** start of Data provided **

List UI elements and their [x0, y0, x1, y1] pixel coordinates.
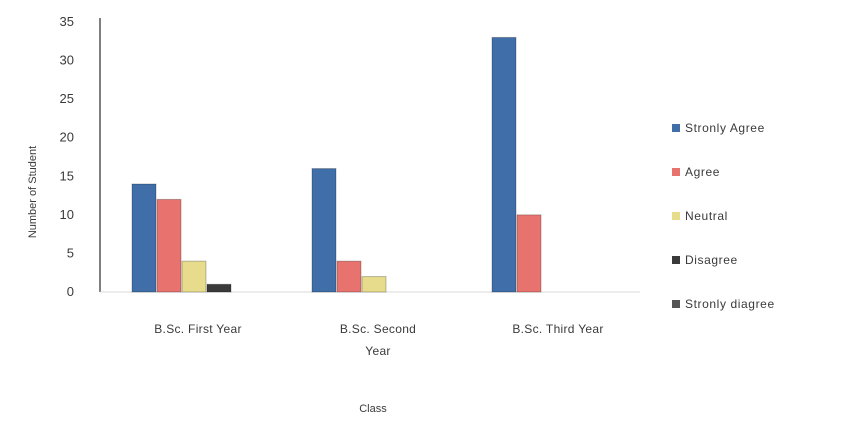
legend-label: Stronly Agree — [685, 121, 765, 135]
legend-swatch — [672, 300, 680, 308]
legend-label: Neutral — [685, 209, 728, 223]
legend-swatch — [672, 168, 680, 176]
y-tick-label: 25 — [60, 91, 74, 106]
bar — [361, 276, 387, 293]
y-tick-label: 5 — [67, 245, 74, 260]
legend-label: Stronly diagree — [685, 297, 775, 311]
bar — [491, 36, 517, 293]
x-axis-label: Class — [359, 403, 387, 415]
legend-swatch — [672, 124, 680, 132]
y-tick-label: 0 — [67, 284, 74, 299]
legend: Stronly Agree Agree Neutral Disagree Stronly… — [672, 121, 775, 311]
y-axis-label: Number of Student — [27, 146, 39, 238]
bar — [181, 260, 207, 293]
x-category-label: B.Sc. Third Year — [512, 322, 603, 336]
bar — [206, 283, 232, 293]
y-tick-label: 15 — [60, 168, 74, 183]
bar — [336, 260, 362, 293]
x-category-label: B.Sc. Second — [340, 322, 416, 336]
x-categories: B.Sc. First Year B.Sc. Second Year B.Sc. Th… — [154, 322, 603, 358]
y-ticks: 0 5 10 15 20 25 30 35 — [60, 14, 74, 299]
x-category-label: Year — [365, 344, 390, 358]
y-tick-label: 30 — [60, 53, 74, 68]
bar — [516, 214, 542, 293]
legend-label: Agree — [685, 165, 720, 179]
legend-swatch — [672, 212, 680, 220]
legend-swatch — [672, 256, 680, 264]
bar — [156, 198, 182, 293]
y-tick-label: 10 — [60, 207, 74, 222]
bar — [311, 168, 337, 293]
y-tick-label: 35 — [60, 14, 74, 29]
x-category-label: B.Sc. First Year — [154, 322, 242, 336]
bar — [131, 183, 157, 293]
y-tick-label: 20 — [60, 130, 74, 145]
bars — [131, 36, 542, 293]
legend-label: Disagree — [685, 253, 738, 267]
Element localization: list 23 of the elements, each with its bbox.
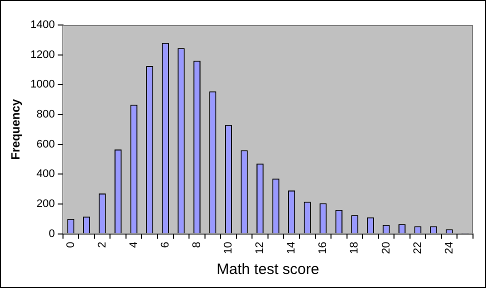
x-tick-label: 8 bbox=[190, 242, 203, 248]
y-tick-label: 1000 bbox=[30, 78, 55, 91]
y-tick-label: 400 bbox=[36, 168, 55, 180]
y-tick-label: 800 bbox=[36, 108, 55, 120]
x-tick-label: 16 bbox=[317, 242, 330, 254]
x-tick-label: 12 bbox=[254, 242, 266, 254]
y-tick-label: 200 bbox=[36, 198, 55, 210]
x-axis-title: Math test score bbox=[216, 261, 320, 278]
y-axis-title: Frequency bbox=[8, 98, 23, 160]
x-tick-label: 0 bbox=[64, 242, 77, 248]
y-tick-label: 1200 bbox=[30, 48, 55, 61]
x-tick-label: 14 bbox=[286, 242, 298, 254]
x-tick-label: 20 bbox=[380, 242, 392, 254]
x-tick-label: 24 bbox=[443, 242, 456, 254]
y-tick-label: 0 bbox=[48, 228, 55, 240]
x-tick-label: 10 bbox=[222, 242, 235, 254]
x-tick-label: 18 bbox=[348, 242, 361, 254]
y-tick-label: 1400 bbox=[30, 19, 55, 32]
x-tick-label: 4 bbox=[128, 242, 140, 248]
y-tick-label: 600 bbox=[36, 138, 55, 150]
x-tick-label: 6 bbox=[159, 242, 172, 248]
x-tick-label: 2 bbox=[96, 242, 108, 248]
x-tick-label: 22 bbox=[412, 242, 424, 254]
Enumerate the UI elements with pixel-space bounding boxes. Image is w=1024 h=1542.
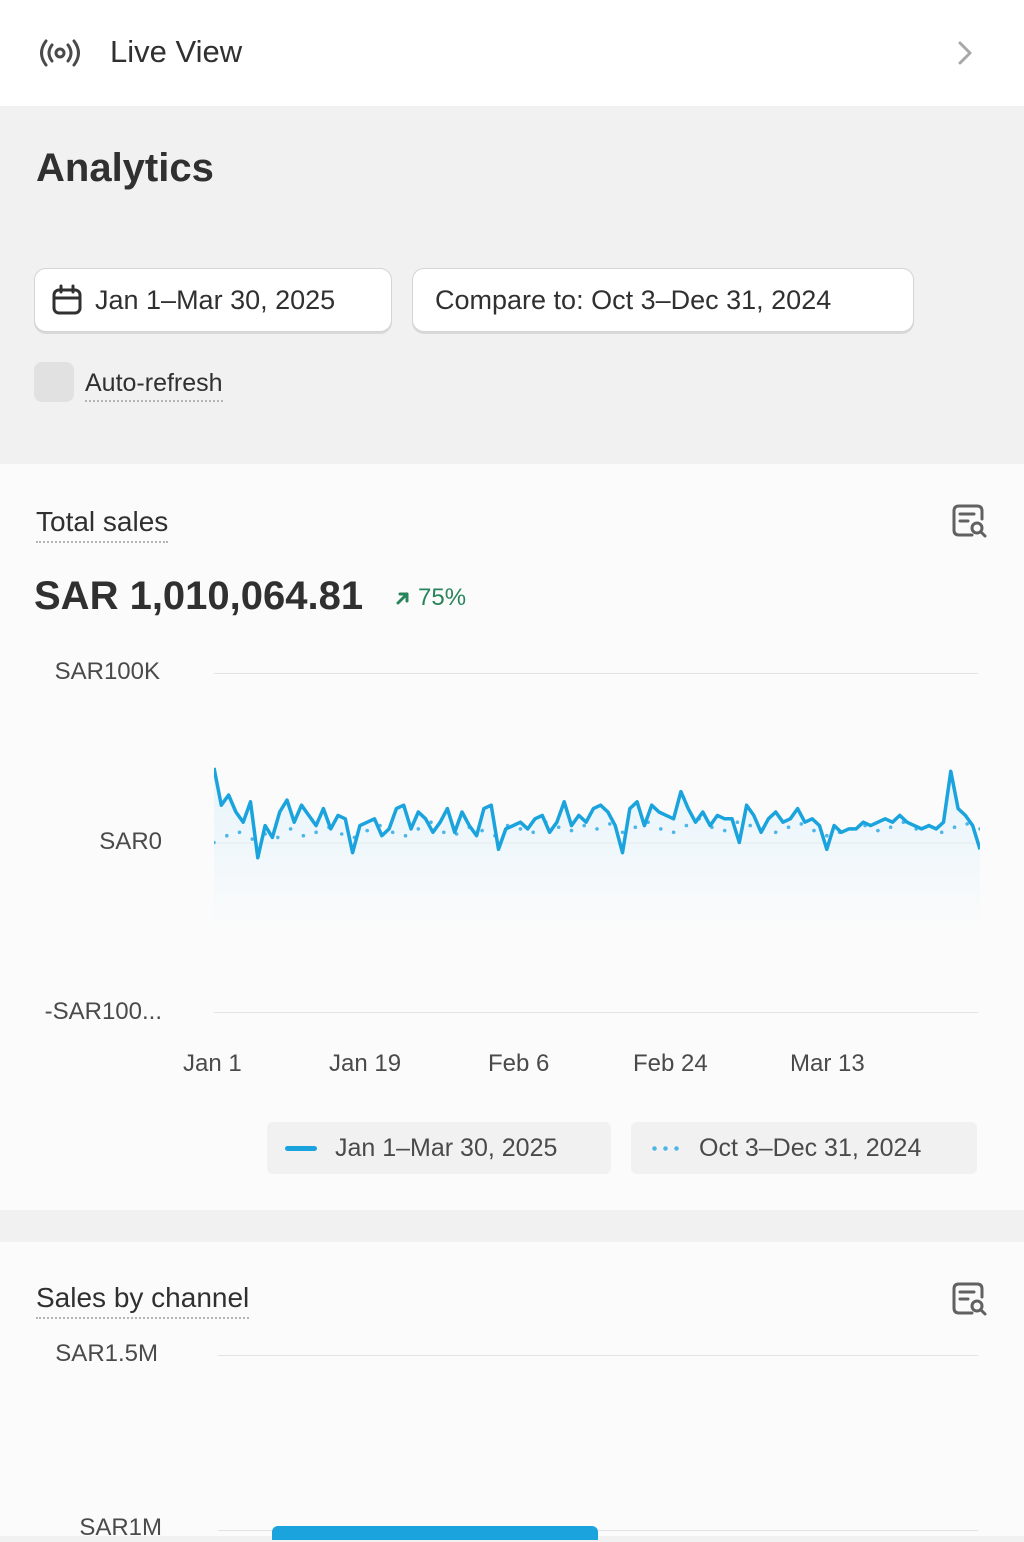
compare-point	[480, 828, 484, 833]
y-axis-label: SAR1M	[79, 1514, 162, 1541]
compare-date-button[interactable]: Compare to: Oct 3–Dec 31, 2024	[412, 268, 914, 332]
y-axis-label: SAR1.5M	[55, 1340, 158, 1367]
compare-point	[429, 820, 433, 824]
compare-point	[659, 827, 663, 831]
calendar-icon	[52, 284, 82, 315]
compare-point	[569, 828, 574, 833]
compare-point	[214, 840, 216, 845]
compare-point	[825, 833, 829, 838]
chevron-right-icon	[958, 41, 972, 65]
compare-point	[722, 828, 727, 833]
sales-by-channel-card: Sales by channel	[0, 1242, 1024, 1536]
compare-point	[595, 827, 599, 831]
compare-point	[799, 822, 804, 826]
compare-point	[671, 830, 676, 835]
gridline	[218, 1530, 978, 1531]
compare-point	[952, 825, 957, 829]
compare-point	[225, 833, 229, 838]
compare-point	[365, 828, 369, 833]
sales-by-channel-title[interactable]: Sales by channel	[36, 1282, 250, 1319]
compare-point	[978, 827, 980, 831]
compare-point	[314, 830, 318, 835]
compare-point	[301, 833, 306, 838]
y-axis-label: -SAR100...	[44, 998, 162, 1025]
auto-refresh-checkbox[interactable]	[34, 362, 74, 402]
total-sales-change: 75%	[394, 584, 466, 612]
compare-point	[876, 828, 880, 833]
y-axis-label: SAR0	[99, 828, 162, 855]
compare-point	[556, 825, 561, 829]
gridline	[214, 673, 978, 674]
legend-label: Oct 3–Dec 31, 2024	[699, 1133, 922, 1162]
compare-point	[608, 822, 612, 826]
compare-point	[812, 828, 816, 833]
legend-swatch-dotted	[649, 1145, 681, 1151]
explore-report-icon[interactable]	[950, 502, 988, 540]
x-axis-label: Jan 1	[183, 1050, 242, 1077]
x-axis-label: Mar 13	[790, 1050, 865, 1077]
date-range-button[interactable]: Jan 1–Mar 30, 2025	[34, 268, 392, 332]
compare-point	[684, 823, 689, 828]
compare-point	[416, 827, 421, 831]
compare-point	[403, 833, 408, 838]
total-sales-title[interactable]: Total sales	[36, 506, 169, 543]
compare-point	[276, 835, 280, 840]
total-sales-value: SAR 1,010,064.81	[34, 574, 364, 618]
compare-point	[250, 837, 255, 841]
legend-label: Jan 1–Mar 30, 2025	[335, 1133, 558, 1162]
compare-point	[582, 823, 586, 828]
total-sales-change-value: 75%	[418, 584, 467, 611]
auto-refresh-label[interactable]: Auto-refresh	[85, 369, 223, 402]
compare-point	[633, 825, 638, 829]
x-axis-label: Feb 6	[488, 1050, 550, 1077]
gridline	[218, 1355, 978, 1356]
live-view-row[interactable]: Live View	[0, 0, 1024, 106]
page-title: Analytics	[36, 146, 214, 190]
legend-item-compare[interactable]: Oct 3–Dec 31, 2024	[631, 1122, 977, 1174]
compare-point	[939, 830, 944, 835]
compare-point	[237, 830, 242, 835]
arrow-up-right-icon	[396, 592, 409, 605]
compare-point	[786, 825, 791, 829]
live-view-label: Live View	[110, 34, 243, 69]
compare-point	[888, 825, 893, 829]
compare-point	[620, 830, 625, 835]
compare-point	[735, 820, 740, 824]
explore-report-icon[interactable]	[950, 1280, 988, 1318]
y-axis-label: SAR100K	[54, 658, 160, 685]
legend-swatch-solid	[285, 1145, 317, 1151]
legend-item-current[interactable]: Jan 1–Mar 30, 2025	[267, 1122, 611, 1174]
x-axis-label: Jan 19	[329, 1050, 402, 1077]
gridline	[214, 1012, 978, 1013]
compare-point	[288, 827, 293, 831]
live-broadcast-icon	[40, 39, 80, 67]
x-axis-label: Feb 24	[633, 1050, 708, 1077]
current-series-line	[214, 767, 980, 860]
compare-point	[390, 830, 395, 835]
date-range-label: Jan 1–Mar 30, 2025	[95, 284, 336, 315]
compare-point	[965, 822, 969, 826]
channel-bar[interactable]	[272, 1526, 598, 1540]
current-series-area	[214, 767, 980, 930]
compare-point	[518, 827, 523, 831]
total-sales-chart	[214, 767, 980, 930]
compare-point	[531, 830, 535, 835]
compare-point	[748, 823, 752, 828]
compare-point	[339, 832, 344, 836]
compare-date-label: Compare to: Oct 3–Dec 31, 2024	[435, 284, 832, 315]
compare-point	[773, 830, 778, 835]
compare-point	[442, 830, 446, 835]
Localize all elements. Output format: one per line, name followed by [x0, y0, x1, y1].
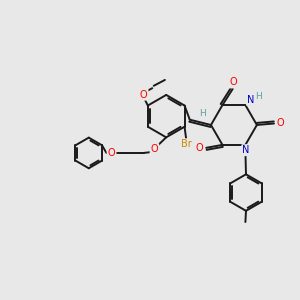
- Text: N: N: [247, 95, 254, 105]
- Text: Br: Br: [181, 140, 192, 149]
- Text: O: O: [108, 148, 115, 158]
- Text: O: O: [140, 90, 148, 100]
- Text: N: N: [242, 145, 250, 155]
- Text: O: O: [277, 118, 284, 128]
- Text: O: O: [230, 77, 237, 87]
- Text: H: H: [199, 109, 206, 118]
- Text: H: H: [255, 92, 262, 101]
- Text: O: O: [196, 143, 204, 153]
- Text: O: O: [151, 144, 158, 154]
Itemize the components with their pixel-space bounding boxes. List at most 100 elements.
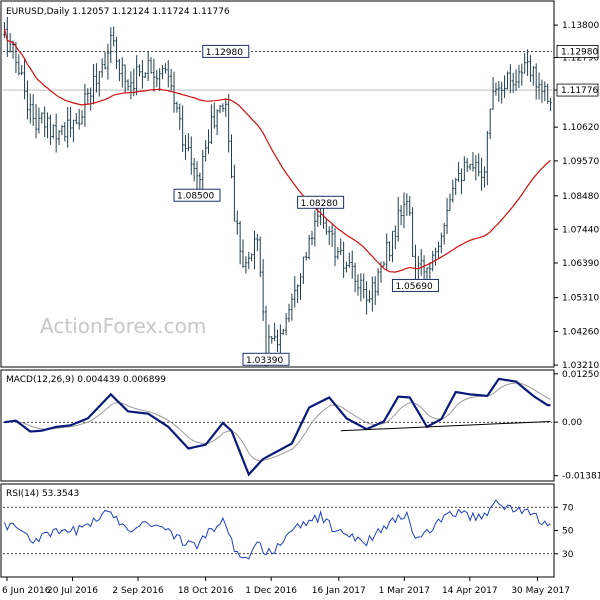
price-bar (276, 329, 279, 352)
macd-tick-label: -0.013813 (562, 472, 600, 482)
price-bar (290, 293, 294, 321)
moving-average-line (3, 29, 551, 273)
price-bar (198, 172, 202, 192)
price-bar (385, 233, 388, 270)
price-bar (468, 163, 472, 171)
price-bar (368, 290, 371, 303)
price-bar (141, 60, 144, 89)
price-bar (287, 303, 291, 323)
x-tick-label: 30 May 2017 (511, 586, 570, 596)
price-bar (164, 63, 167, 74)
price-bar (445, 198, 449, 235)
price-tick-label: 1.13800 (562, 21, 599, 31)
price-bar (509, 64, 512, 94)
price-bar (448, 193, 452, 211)
x-tick-label: 1 Dec 2016 (245, 586, 297, 596)
price-bar (253, 230, 256, 270)
price-bar (425, 267, 429, 279)
price-bar (221, 103, 225, 113)
price-bar (339, 238, 342, 256)
macd-panel-frame (0, 369, 555, 482)
price-annotations: 1.12980 1.08500 1.03390 1.08280 1.05690 (173, 44, 439, 366)
price-bar (408, 196, 411, 216)
rsi-grid (3, 506, 552, 555)
price-bar (394, 225, 397, 250)
price-bar (399, 204, 403, 226)
price-bar (305, 251, 308, 261)
price-bar (546, 83, 549, 104)
price-annotation: 1.08280 (297, 195, 345, 209)
price-bar (270, 336, 273, 344)
svg-text:1.05690: 1.05690 (395, 282, 432, 292)
price-bar (543, 81, 547, 102)
price-bar (474, 155, 478, 181)
price-bar (54, 113, 58, 153)
price-bar (500, 81, 503, 104)
price-bar (397, 196, 400, 242)
x-tick-label: 2 Sep 2016 (112, 586, 164, 596)
price-bar (437, 241, 440, 260)
price-bar (310, 230, 314, 246)
price-bar (431, 250, 434, 272)
price-bar (80, 110, 84, 125)
price-bar (307, 234, 311, 260)
macd-line (4, 377, 551, 477)
price-bar (282, 328, 285, 335)
price-bar (75, 112, 78, 125)
price-bar (26, 80, 29, 120)
price-bar (210, 104, 213, 145)
price-bar (532, 66, 535, 86)
price-bar (192, 157, 196, 182)
price-bar (382, 261, 386, 267)
price-bar (296, 284, 299, 303)
price-bar (72, 119, 75, 143)
price-annotation: 1.12980 (202, 44, 250, 58)
price-bar (158, 68, 161, 92)
svg-text:1.12980: 1.12980 (206, 48, 243, 58)
price-bar (261, 258, 265, 321)
svg-text:1.08500: 1.08500 (177, 192, 214, 202)
price-bar (365, 281, 368, 315)
macd-tick-label: 0.00 (562, 418, 582, 428)
price-bar (20, 64, 23, 76)
price-bar (46, 112, 49, 139)
price-bar (144, 72, 147, 79)
price-bar (362, 273, 365, 299)
price-bar (187, 133, 190, 152)
price-bar (31, 94, 35, 126)
price-bar (483, 166, 486, 188)
price-bar (529, 55, 532, 83)
price-bar (57, 130, 61, 146)
price-tick-label: 1.10620 (562, 123, 599, 133)
price-tick-label: 1.04260 (562, 327, 599, 337)
price-bar (313, 210, 317, 247)
price-bar (135, 55, 138, 96)
price-bar (489, 108, 492, 139)
rsi-panel: RSI(14) 53.3543 70 50 30 (0, 483, 574, 578)
price-bar (526, 49, 529, 76)
price-annotation: 1.05690 (391, 278, 439, 292)
price-panel-title: EURUSD,Daily 1.12057 1.12124 1.11724 1.1… (6, 7, 230, 17)
price-bar (256, 234, 259, 252)
price-bar (149, 57, 153, 74)
price-grid (3, 51, 552, 91)
price-bar (86, 88, 89, 104)
price-bar (129, 71, 133, 100)
price-bar (233, 164, 236, 222)
price-bar (353, 262, 357, 293)
price-bar (411, 207, 414, 257)
price-panel-frame (0, 0, 555, 368)
rsi-tick-label: 30 (562, 550, 574, 560)
price-bar (69, 107, 72, 138)
price-tick-label: 1.06390 (562, 259, 599, 269)
price-bar (195, 161, 199, 191)
price-bar (152, 58, 156, 92)
rsi-tick-label: 70 (562, 503, 574, 513)
price-bar (8, 33, 12, 53)
macd-tick-label: 0.012509 (562, 370, 600, 380)
macd-signal-line (4, 382, 551, 462)
svg-text:1.08280: 1.08280 (301, 199, 338, 209)
price-bar (43, 106, 46, 138)
price-bar (359, 273, 363, 302)
rsi-line (3, 499, 551, 560)
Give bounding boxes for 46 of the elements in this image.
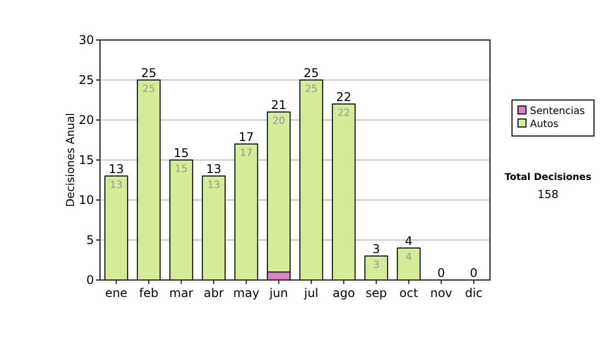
- total-label: 25: [304, 66, 319, 80]
- x-tick-label: may: [233, 286, 260, 300]
- total-label: 13: [206, 162, 222, 176]
- data-label: 20: [272, 116, 286, 127]
- total-label: 3: [372, 242, 380, 256]
- y-axis-title: Decisiones Anual: [64, 112, 77, 208]
- data-label: 25: [304, 84, 318, 95]
- text: 158: [538, 188, 558, 201]
- x-tick-label: jun: [268, 286, 288, 300]
- legend-label: Autos: [530, 119, 558, 130]
- x-tick-label: abr: [204, 286, 224, 300]
- y-tick-label: 15: [78, 153, 94, 168]
- total-label: 25: [141, 66, 156, 80]
- y-tick-label: 10: [78, 193, 94, 208]
- data-label: 22: [337, 108, 350, 119]
- data-label: 3: [373, 260, 380, 271]
- x-tick-label: ene: [105, 286, 128, 300]
- x-tick-label: mar: [169, 286, 194, 300]
- total-label: 21: [271, 98, 286, 112]
- total-label: 22: [336, 90, 352, 104]
- total-label: 13: [108, 162, 124, 176]
- total-label: 15: [174, 146, 189, 160]
- data-label: 13: [110, 180, 123, 191]
- x-tick-label: oct: [399, 286, 418, 300]
- y-tick-label: 0: [86, 273, 94, 288]
- data-label: 15: [174, 164, 188, 175]
- x-tick-label: nov: [430, 286, 452, 300]
- text: Total Decisiones: [504, 172, 592, 183]
- total-label: 0: [437, 266, 446, 280]
- y-tick-label: 25: [78, 73, 94, 88]
- total-label: 0: [470, 266, 478, 280]
- y-tick-label: 30: [78, 33, 94, 48]
- data-label: 17: [240, 148, 253, 159]
- legend-label: Sentencias: [530, 106, 585, 117]
- x-tick-label: dic: [464, 286, 483, 300]
- x-tick-label: feb: [139, 286, 158, 300]
- total-label: 17: [238, 130, 254, 144]
- y-tick-label: 20: [78, 113, 94, 128]
- x-tick-label: jul: [303, 286, 318, 300]
- x-tick-label: ago: [332, 286, 355, 300]
- data-label: 4: [406, 252, 412, 263]
- x-tick-label: sep: [366, 286, 387, 300]
- total-label: 4: [404, 234, 413, 248]
- data-label: 25: [142, 84, 156, 95]
- y-tick-label: 5: [86, 233, 94, 248]
- data-label: 13: [207, 180, 220, 191]
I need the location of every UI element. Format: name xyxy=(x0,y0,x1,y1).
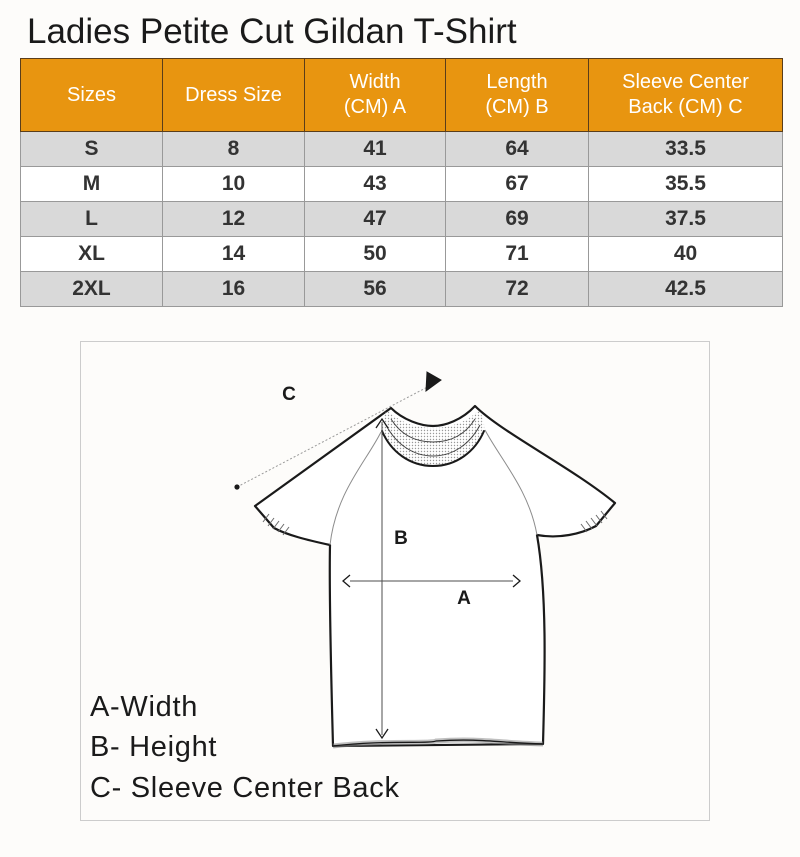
svg-text:C: C xyxy=(282,384,296,405)
svg-text:A: A xyxy=(457,588,471,609)
svg-text:B: B xyxy=(394,528,408,549)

** end of Data provided **

Convert the data lines into a Markdown table, starting with the line that contains "price-bar (276, 329, 279, 352)" and going on through the line that contains "price-bar (20, 64, 23, 76)". Use the columns Index and Entry, number each row in Index, and leave out blank lines.

| Index | Entry |
|---|---|
| 1 | price-bar (276, 329, 279, 352) |
| 2 | macd-tick-label: -0.013813 (562, 472, 600, 482) |
| 3 | price-bar (290, 293, 294, 321) |
| 4 | moving-average-line (3, 29, 551, 273) |
| 5 | price-bar (198, 172, 202, 192) |
| 6 | price-bar (385, 233, 388, 270) |
| 7 | price-bar (468, 163, 472, 171) |
| 8 | price-bar (368, 290, 371, 303) |
| 9 | price-bar (141, 60, 144, 89) |
| 10 | price-bar (287, 303, 291, 323) |
| 11 | x-tick-label: 30 May 2017 (511, 586, 570, 596) |
| 12 | price-bar (164, 63, 167, 74) |
| 13 | price-bar (445, 198, 449, 235) |
| 14 | price-tick-label: 1.13800 (562, 21, 599, 31) |
| 15 | price-bar (509, 64, 512, 94) |
| 16 | price-bar (448, 193, 452, 211) |
| 17 | x-tick-label: 1 Dec 2016 (245, 586, 297, 596) |
| 18 | price-bar (253, 230, 256, 270) |
| 19 | price-bar (425, 267, 429, 279) |
| 20 | price-bar (221, 103, 225, 113) |
| 21 | price-bar (339, 238, 342, 256) |
| 22 | macd-panel-frame (0, 369, 555, 482) |
| 23 | price-annotations: 1.12980 1.08500 1.03390 1.08280 1.05690 (173, 44, 439, 366) |
| 24 | price-bar (408, 196, 411, 216) |
| 25 | rsi-grid (3, 506, 552, 555) |
| 26 | price-bar (394, 225, 397, 250) |
| 27 | price-bar (399, 204, 403, 226) |
| 28 | price-bar (305, 251, 308, 261) |
| 29 | price-bar (546, 83, 549, 104) |
| 30 | price-annotation: 1.08280 (297, 195, 345, 209) |
| 31 | price-bar (270, 336, 273, 344) |
| 32 | svg-text:1.05690: 1.05690 (395, 282, 432, 292) |
| 33 | price-bar (543, 81, 547, 102) |
| 34 | price-bar (474, 155, 478, 181) |
| 35 | price-bar (54, 113, 58, 153) |
| 36 | price-bar (500, 81, 503, 104) |
| 37 | price-bar (397, 196, 400, 242) |
| 38 | x-tick-label: 2 Sep 2016 (112, 586, 164, 596) |
| 39 | price-bar (437, 241, 440, 260) |
| 40 | price-bar (310, 230, 314, 246) |
| 41 | price-bar (431, 250, 434, 272) |
| 42 | price-bar (80, 110, 84, 125) |
| 43 | price-bar (307, 234, 311, 260) |
| 44 | macd-line (4, 377, 551, 477) |
| 45 | price-bar (282, 328, 285, 335) |
| 46 | price-bar (75, 112, 78, 125) |
| 47 | price-bar (26, 80, 29, 120) |
| 48 | price-bar (210, 104, 213, 145) |
| 49 | price-bar (532, 66, 535, 86) |
| 50 | price-bar (192, 157, 196, 182) |
| 51 | price-bar (382, 261, 386, 267) |
| 52 | price-bar (296, 284, 299, 303) |
| 53 | price-bar (72, 119, 75, 143) |
| 54 | price-annotation: 1.12980 (202, 44, 250, 58) |
| 55 | price-bar (158, 68, 161, 92) |
| 56 | svg-text:1.12980: 1.12980 (206, 48, 243, 58) |
| 57 | price-bar (261, 258, 265, 321) |
| 58 | svg-text:1.08500: 1.08500 (177, 192, 214, 202) |
| 59 | price-bar (365, 281, 368, 315) |
| 60 | macd-tick-label: 0.00 (562, 418, 582, 428) |
| 61 | price-bar (20, 64, 23, 76) |